**GIVEN INFORMATION**

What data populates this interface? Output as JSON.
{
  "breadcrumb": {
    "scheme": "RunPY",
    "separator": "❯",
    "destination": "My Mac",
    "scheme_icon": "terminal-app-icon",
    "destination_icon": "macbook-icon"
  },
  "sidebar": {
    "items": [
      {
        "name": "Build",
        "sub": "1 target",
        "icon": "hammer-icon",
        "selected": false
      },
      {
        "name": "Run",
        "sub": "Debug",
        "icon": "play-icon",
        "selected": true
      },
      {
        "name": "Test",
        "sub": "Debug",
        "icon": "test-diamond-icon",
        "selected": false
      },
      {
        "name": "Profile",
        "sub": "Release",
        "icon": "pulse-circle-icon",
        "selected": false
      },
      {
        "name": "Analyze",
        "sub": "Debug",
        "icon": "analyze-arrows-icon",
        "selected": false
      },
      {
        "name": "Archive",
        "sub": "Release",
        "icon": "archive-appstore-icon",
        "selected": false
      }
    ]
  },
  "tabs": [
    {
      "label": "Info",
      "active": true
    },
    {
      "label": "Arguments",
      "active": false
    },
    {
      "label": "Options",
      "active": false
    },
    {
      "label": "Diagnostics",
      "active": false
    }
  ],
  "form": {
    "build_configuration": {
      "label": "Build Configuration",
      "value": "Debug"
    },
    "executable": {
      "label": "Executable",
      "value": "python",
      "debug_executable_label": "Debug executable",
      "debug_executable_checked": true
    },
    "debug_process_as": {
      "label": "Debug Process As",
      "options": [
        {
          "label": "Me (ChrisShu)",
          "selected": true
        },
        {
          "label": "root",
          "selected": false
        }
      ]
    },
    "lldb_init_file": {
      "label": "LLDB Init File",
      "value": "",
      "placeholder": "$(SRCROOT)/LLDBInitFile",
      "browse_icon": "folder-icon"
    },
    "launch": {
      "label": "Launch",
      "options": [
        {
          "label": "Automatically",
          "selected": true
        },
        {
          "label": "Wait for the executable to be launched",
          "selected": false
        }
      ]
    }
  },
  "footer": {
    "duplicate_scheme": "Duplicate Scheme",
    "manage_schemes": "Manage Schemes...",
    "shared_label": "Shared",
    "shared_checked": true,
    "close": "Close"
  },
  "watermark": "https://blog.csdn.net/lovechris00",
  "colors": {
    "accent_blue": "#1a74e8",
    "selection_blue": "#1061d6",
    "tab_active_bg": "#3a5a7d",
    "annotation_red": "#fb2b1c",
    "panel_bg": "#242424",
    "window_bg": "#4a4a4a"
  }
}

**GIVEN INSTRUCTION**
Each entry above needs to be retyped exactly.

**EXERCISE OUTPUT**
What data populates this interface? Output as JSON.
{
  "breadcrumb": {
    "scheme": "RunPY",
    "separator": "❯",
    "destination": "My Mac",
    "scheme_icon": "terminal-app-icon",
    "destination_icon": "macbook-icon"
  },
  "sidebar": {
    "items": [
      {
        "name": "Build",
        "sub": "1 target",
        "icon": "hammer-icon",
        "selected": false
      },
      {
        "name": "Run",
        "sub": "Debug",
        "icon": "play-icon",
        "selected": true
      },
      {
        "name": "Test",
        "sub": "Debug",
        "icon": "test-diamond-icon",
        "selected": false
      },
      {
        "name": "Profile",
        "sub": "Release",
        "icon": "pulse-circle-icon",
        "selected": false
      },
      {
        "name": "Analyze",
        "sub": "Debug",
        "icon": "analyze-arrows-icon",
        "selected": false
      },
      {
        "name": "Archive",
        "sub": "Release",
        "icon": "archive-appstore-icon",
        "selected": false
      }
    ]
  },
  "tabs": [
    {
      "label": "Info",
      "active": true
    },
    {
      "label": "Arguments",
      "active": false
    },
    {
      "label": "Options",
      "active": false
    },
    {
      "label": "Diagnostics",
      "active": false
    }
  ],
  "form": {
    "build_configuration": {
      "label": "Build Configuration",
      "value": "Debug"
    },
    "executable": {
      "label": "Executable",
      "value": "python",
      "debug_executable_label": "Debug executable",
      "debug_executable_checked": true
    },
    "debug_process_as": {
      "label": "Debug Process As",
      "options": [
        {
          "label": "Me (ChrisShu)",
          "selected": true
        },
        {
          "label": "root",
          "selected": false
        }
      ]
    },
    "lldb_init_file": {
      "label": "LLDB Init File",
      "value": "",
      "placeholder": "$(SRCROOT)/LLDBInitFile",
      "browse_icon": "folder-icon"
    },
    "launch": {
      "label": "Launch",
      "options": [
        {
          "label": "Automatically",
          "selected": true
        },
        {
          "label": "Wait for the executable to be launched",
          "selected": false
        }
      ]
    }
  },
  "footer": {
    "duplicate_scheme": "Duplicate Scheme",
    "manage_schemes": "Manage Schemes...",
    "shared_label": "Shared",
    "shared_checked": true,
    "close": "Close"
  },
  "watermark": "https://blog.csdn.net/lovechris00",
  "colors": {
    "accent_blue": "#1a74e8",
    "selection_blue": "#1061d6",
    "tab_active_bg": "#3a5a7d",
    "annotation_red": "#fb2b1c",
    "panel_bg": "#242424",
    "window_bg": "#4a4a4a"
  }
}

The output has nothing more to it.